TASK TO COMPLETE: Will you write out all the entries below exactly?

DATA ROWS:
--- --- ---

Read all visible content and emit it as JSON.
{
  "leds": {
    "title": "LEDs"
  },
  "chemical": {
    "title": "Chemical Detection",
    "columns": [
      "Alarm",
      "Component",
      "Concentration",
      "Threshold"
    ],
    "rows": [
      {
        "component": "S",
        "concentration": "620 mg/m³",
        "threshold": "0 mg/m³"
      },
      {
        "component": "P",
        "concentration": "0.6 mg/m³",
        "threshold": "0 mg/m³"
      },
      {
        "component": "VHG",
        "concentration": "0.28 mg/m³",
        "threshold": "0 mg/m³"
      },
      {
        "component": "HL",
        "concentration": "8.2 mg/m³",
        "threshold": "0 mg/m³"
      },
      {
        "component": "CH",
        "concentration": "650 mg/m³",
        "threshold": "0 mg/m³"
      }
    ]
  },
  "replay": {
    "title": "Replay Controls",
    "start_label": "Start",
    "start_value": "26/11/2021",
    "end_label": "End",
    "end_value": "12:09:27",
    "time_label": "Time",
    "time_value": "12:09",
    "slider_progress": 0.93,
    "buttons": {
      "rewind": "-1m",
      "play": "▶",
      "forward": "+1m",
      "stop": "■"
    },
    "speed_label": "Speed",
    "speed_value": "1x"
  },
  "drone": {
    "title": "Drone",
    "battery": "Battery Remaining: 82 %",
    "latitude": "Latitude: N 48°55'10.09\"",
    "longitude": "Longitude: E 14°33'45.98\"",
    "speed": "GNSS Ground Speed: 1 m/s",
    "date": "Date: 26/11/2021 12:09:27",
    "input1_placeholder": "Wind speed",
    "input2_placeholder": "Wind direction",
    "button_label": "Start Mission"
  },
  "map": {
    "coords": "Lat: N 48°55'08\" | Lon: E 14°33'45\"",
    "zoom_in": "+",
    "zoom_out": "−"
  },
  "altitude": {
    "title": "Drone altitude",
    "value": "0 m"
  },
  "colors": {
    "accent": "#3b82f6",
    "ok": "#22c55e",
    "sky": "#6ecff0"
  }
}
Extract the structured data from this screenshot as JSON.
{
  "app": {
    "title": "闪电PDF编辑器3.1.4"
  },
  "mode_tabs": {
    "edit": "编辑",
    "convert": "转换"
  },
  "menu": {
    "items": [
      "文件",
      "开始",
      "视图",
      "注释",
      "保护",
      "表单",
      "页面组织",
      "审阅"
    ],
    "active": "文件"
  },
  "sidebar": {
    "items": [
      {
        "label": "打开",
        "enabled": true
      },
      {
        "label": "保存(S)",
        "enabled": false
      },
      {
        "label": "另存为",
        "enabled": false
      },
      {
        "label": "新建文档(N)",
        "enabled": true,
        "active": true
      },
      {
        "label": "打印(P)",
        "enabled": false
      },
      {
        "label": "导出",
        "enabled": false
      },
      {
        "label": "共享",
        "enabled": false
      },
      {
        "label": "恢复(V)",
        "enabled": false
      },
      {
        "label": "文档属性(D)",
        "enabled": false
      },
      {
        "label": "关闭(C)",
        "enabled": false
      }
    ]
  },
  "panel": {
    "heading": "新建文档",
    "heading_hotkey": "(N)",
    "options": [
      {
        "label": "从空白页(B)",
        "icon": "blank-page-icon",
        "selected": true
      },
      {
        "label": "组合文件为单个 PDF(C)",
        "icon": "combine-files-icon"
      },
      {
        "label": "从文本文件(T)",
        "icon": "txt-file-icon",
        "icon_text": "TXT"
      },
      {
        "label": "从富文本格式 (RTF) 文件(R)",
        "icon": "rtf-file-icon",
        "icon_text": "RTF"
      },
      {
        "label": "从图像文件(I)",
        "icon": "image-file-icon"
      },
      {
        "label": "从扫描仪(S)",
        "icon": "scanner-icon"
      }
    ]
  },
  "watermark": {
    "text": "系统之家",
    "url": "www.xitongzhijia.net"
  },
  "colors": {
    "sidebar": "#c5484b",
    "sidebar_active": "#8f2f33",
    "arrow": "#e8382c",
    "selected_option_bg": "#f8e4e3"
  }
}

--- --- ---

ANSWER TO THE PROBLEM:
Read all visible content and emit it as JSON.
{
  "leds": {
    "title": "LEDs"
  },
  "chemical": {
    "title": "Chemical Detection",
    "columns": [
      "Alarm",
      "Component",
      "Concentration",
      "Threshold"
    ],
    "rows": [
      {
        "component": "S",
        "concentration": "620 mg/m³",
        "threshold": "0 mg/m³"
      },
      {
        "component": "P",
        "concentration": "0.6 mg/m³",
        "threshold": "0 mg/m³"
      },
      {
        "component": "VHG",
        "concentration": "0.28 mg/m³",
        "threshold": "0 mg/m³"
      },
      {
        "component": "HL",
        "concentration": "8.2 mg/m³",
        "threshold": "0 mg/m³"
      },
      {
        "component": "CH",
        "concentration": "650 mg/m³",
        "threshold": "0 mg/m³"
      }
    ]
  },
  "replay": {
    "title": "Replay Controls",
    "start_label": "Start",
    "start_value": "26/11/2021",
    "end_label": "End",
    "end_value": "12:09:27",
    "time_label": "Time",
    "time_value": "12:09",
    "slider_progress": 0.93,
    "buttons": {
      "rewind": "-1m",
      "play": "▶",
      "forward": "+1m",
      "stop": "■"
    },
    "speed_label": "Speed",
    "speed_value": "1x"
  },
  "drone": {
    "title": "Drone",
    "battery": "Battery Remaining: 82 %",
    "latitude": "Latitude: N 48°55'10.09\"",
    "longitude": "Longitude: E 14°33'45.98\"",
    "speed": "GNSS Ground Speed: 1 m/s",
    "date": "Date: 26/11/2021 12:09:27",
    "input1_placeholder": "Wind speed",
    "input2_placeholder": "Wind direction",
    "button_label": "Start Mission"
  },
  "map": {
    "coords": "Lat: N 48°55'08\" | Lon: E 14°33'45\"",
    "zoom_in": "+",
    "zoom_out": "−"
  },
  "altitude": {
    "title": "Drone altitude",
    "value": "0 m"
  },
  "colors": {
    "accent": "#3b82f6",
    "ok": "#22c55e",
    "sky": "#6ecff0"
  }
}
Extract the structured data from this screenshot as JSON.
{
  "app": {
    "title": "闪电PDF编辑器3.1.4"
  },
  "mode_tabs": {
    "edit": "编辑",
    "convert": "转换"
  },
  "menu": {
    "items": [
      "文件",
      "开始",
      "视图",
      "注释",
      "保护",
      "表单",
      "页面组织",
      "审阅"
    ],
    "active": "文件"
  },
  "sidebar": {
    "items": [
      {
        "label": "打开",
        "enabled": true
      },
      {
        "label": "保存(S)",
        "enabled": false
      },
      {
        "label": "另存为",
        "enabled": false
      },
      {
        "label": "新建文档(N)",
        "enabled": true,
        "active": true
      },
      {
        "label": "打印(P)",
        "enabled": false
      },
      {
        "label": "导出",
        "enabled": false
      },
      {
        "label": "共享",
        "enabled": false
      },
      {
        "label": "恢复(V)",
        "enabled": false
      },
      {
        "label": "文档属性(D)",
        "enabled": false
      },
      {
        "label": "关闭(C)",
        "enabled": false
      }
    ]
  },
  "panel": {
    "heading": "新建文档",
    "heading_hotkey": "(N)",
    "options": [
      {
        "label": "从空白页(B)",
        "icon": "blank-page-icon",
        "selected": true
      },
      {
        "label": "组合文件为单个 PDF(C)",
        "icon": "combine-files-icon"
      },
      {
        "label": "从文本文件(T)",
        "icon": "txt-file-icon",
        "icon_text": "TXT"
      },
      {
        "label": "从富文本格式 (RTF) 文件(R)",
        "icon": "rtf-file-icon",
        "icon_text": "RTF"
      },
      {
        "label": "从图像文件(I)",
        "icon": "image-file-icon"
      },
      {
        "label": "从扫描仪(S)",
        "icon": "scanner-icon"
      }
    ]
  },
  "watermark": {
    "text": "系统之家",
    "url": "www.xitongzhijia.net"
  },
  "colors": {
    "sidebar": "#c5484b",
    "sidebar_active": "#8f2f33",
    "arrow": "#e8382c",
    "selected_option_bg": "#f8e4e3"
  }
}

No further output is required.